*Dataset content*
________________________________________
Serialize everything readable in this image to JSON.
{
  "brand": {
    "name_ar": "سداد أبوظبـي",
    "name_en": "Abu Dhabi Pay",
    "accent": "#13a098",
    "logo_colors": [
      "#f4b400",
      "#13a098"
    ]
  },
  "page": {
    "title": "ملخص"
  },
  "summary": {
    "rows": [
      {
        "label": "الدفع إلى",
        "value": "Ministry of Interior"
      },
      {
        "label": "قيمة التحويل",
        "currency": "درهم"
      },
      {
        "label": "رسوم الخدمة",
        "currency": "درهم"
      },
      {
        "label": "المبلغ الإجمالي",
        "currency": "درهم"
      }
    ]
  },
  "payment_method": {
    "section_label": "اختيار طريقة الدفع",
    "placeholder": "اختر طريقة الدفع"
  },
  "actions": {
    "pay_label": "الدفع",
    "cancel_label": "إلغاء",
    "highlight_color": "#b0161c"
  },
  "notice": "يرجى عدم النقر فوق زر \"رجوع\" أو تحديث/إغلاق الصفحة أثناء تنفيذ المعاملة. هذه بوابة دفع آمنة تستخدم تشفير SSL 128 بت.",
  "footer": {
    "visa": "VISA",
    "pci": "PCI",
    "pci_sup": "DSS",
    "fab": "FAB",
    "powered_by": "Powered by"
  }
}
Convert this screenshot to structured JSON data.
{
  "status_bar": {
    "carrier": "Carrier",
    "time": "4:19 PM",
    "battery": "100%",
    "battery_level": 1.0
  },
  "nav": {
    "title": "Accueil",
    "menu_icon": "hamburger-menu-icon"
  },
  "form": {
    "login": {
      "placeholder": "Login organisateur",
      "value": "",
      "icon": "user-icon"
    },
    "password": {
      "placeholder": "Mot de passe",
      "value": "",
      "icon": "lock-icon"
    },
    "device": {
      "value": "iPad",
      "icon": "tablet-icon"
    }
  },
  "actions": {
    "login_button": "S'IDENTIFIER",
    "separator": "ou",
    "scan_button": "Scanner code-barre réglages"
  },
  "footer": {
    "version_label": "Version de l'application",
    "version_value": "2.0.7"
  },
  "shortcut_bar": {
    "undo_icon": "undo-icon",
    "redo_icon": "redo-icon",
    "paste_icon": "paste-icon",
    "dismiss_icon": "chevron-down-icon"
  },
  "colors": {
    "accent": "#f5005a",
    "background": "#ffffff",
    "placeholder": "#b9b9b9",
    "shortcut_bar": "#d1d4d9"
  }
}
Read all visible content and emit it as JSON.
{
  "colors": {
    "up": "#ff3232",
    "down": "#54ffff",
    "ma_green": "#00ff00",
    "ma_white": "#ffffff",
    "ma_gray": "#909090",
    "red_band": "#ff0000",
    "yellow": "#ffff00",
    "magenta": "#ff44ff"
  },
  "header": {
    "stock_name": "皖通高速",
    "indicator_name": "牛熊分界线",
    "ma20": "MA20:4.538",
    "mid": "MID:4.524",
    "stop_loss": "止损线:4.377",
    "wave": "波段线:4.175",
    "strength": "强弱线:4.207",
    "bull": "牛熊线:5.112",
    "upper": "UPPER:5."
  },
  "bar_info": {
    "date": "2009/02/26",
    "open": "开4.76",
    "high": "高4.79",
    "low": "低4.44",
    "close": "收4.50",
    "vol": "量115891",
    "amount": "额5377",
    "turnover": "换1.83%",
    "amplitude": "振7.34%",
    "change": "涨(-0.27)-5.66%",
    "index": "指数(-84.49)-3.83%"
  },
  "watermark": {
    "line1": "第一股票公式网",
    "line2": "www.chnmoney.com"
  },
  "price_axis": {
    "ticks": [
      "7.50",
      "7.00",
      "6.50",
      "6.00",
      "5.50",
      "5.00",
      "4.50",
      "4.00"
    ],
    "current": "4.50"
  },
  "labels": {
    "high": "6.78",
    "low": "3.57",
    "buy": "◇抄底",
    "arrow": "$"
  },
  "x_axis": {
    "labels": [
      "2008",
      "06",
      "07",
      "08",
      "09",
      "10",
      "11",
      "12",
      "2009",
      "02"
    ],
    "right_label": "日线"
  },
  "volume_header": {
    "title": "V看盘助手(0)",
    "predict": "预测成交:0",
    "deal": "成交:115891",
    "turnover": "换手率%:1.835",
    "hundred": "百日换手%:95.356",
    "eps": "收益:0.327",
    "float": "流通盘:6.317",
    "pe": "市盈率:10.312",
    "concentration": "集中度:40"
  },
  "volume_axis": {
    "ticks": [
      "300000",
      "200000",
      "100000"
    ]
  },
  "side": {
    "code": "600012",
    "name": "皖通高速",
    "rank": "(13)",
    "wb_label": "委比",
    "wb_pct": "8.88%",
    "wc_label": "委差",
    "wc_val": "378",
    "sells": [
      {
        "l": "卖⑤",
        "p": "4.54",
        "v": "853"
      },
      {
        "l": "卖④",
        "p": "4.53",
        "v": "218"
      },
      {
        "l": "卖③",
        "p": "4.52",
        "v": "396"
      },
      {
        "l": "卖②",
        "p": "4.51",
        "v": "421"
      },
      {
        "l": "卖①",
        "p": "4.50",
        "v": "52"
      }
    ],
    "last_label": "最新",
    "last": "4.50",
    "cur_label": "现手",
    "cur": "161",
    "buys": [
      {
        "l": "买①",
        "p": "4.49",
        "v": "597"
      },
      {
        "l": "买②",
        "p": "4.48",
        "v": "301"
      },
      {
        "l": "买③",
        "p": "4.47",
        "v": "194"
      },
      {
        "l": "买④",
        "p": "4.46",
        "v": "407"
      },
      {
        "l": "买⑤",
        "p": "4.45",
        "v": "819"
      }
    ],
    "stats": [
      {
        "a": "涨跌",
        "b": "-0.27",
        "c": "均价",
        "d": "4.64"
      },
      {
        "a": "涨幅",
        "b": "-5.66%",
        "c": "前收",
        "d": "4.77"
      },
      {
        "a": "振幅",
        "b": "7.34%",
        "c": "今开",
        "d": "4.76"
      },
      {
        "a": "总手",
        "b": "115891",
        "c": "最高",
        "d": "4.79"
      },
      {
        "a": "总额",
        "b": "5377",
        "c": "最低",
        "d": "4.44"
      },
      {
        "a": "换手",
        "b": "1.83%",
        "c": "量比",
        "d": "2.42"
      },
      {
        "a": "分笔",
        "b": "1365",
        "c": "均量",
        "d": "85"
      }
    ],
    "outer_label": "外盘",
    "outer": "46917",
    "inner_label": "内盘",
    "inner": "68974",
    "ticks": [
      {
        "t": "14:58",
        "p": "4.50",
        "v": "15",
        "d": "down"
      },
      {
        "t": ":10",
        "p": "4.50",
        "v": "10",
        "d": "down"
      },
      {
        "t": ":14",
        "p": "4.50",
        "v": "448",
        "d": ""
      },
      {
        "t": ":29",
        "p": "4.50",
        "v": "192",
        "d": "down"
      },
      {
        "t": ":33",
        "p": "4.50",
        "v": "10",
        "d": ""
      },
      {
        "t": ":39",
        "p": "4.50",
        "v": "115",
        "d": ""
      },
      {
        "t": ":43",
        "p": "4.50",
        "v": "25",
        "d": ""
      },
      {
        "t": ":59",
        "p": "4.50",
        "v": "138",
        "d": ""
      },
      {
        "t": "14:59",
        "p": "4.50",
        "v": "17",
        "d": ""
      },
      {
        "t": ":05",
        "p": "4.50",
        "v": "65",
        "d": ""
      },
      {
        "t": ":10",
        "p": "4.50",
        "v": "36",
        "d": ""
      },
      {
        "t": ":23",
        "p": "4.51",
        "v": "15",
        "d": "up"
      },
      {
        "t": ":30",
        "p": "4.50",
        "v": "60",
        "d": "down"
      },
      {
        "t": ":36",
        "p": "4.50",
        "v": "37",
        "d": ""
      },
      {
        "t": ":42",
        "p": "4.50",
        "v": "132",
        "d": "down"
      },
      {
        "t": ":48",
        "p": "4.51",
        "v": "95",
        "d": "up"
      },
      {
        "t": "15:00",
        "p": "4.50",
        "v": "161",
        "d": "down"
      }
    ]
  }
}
________________________________________
Return every line containing "JSON".

Serialize everything readable in this image to JSON.
Convert this screenshot to structured JSON data.
Read all visible content and emit it as JSON.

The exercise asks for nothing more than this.